### Bounding box annotations

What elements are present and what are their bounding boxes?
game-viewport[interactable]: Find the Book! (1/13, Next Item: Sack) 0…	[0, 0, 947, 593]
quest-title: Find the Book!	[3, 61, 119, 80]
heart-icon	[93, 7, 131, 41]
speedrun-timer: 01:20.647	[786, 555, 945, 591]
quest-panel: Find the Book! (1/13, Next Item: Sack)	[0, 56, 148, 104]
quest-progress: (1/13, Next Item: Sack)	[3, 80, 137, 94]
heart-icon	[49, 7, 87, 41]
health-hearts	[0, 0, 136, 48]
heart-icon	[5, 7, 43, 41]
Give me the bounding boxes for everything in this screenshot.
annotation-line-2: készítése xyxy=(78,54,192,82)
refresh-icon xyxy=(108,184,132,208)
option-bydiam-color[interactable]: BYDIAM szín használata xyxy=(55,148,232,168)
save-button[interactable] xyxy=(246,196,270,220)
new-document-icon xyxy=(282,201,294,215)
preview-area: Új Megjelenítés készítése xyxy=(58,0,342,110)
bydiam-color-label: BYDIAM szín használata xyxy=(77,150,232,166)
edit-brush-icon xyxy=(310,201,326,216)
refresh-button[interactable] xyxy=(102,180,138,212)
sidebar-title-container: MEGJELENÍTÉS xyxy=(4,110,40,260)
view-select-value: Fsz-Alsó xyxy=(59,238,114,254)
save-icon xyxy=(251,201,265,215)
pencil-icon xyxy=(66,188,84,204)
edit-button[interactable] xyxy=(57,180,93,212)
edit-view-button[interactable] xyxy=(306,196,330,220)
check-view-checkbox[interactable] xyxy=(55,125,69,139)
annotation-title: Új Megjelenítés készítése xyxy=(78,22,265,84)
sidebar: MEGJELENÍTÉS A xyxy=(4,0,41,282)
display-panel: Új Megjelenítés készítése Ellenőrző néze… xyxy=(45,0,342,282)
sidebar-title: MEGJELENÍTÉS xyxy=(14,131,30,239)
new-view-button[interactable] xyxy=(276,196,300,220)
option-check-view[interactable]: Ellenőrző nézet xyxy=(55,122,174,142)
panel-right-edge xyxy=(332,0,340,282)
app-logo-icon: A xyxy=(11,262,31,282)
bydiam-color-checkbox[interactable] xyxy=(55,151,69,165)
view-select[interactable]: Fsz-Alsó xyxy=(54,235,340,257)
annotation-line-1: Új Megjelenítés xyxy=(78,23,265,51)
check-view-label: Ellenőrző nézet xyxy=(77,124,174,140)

### Instruction
In the lines from the top through the one containing "Give me the", swap "heart-icon" for "heart-symbol" and repeat those lines with no other changes.

### Exercise response
What elements are present and what are their bounding boxes?
game-viewport[interactable]: Find the Book! (1/13, Next Item: Sack) 0…	[0, 0, 947, 593]
quest-title: Find the Book!	[3, 61, 119, 80]
heart-symbol	[93, 7, 131, 41]
speedrun-timer: 01:20.647	[786, 555, 945, 591]
quest-panel: Find the Book! (1/13, Next Item: Sack)	[0, 56, 148, 104]
quest-progress: (1/13, Next Item: Sack)	[3, 80, 137, 94]
heart-symbol	[49, 7, 87, 41]
health-hearts	[0, 0, 136, 48]
heart-symbol	[5, 7, 43, 41]
Give me the bounding boxes for everything in this screenshot.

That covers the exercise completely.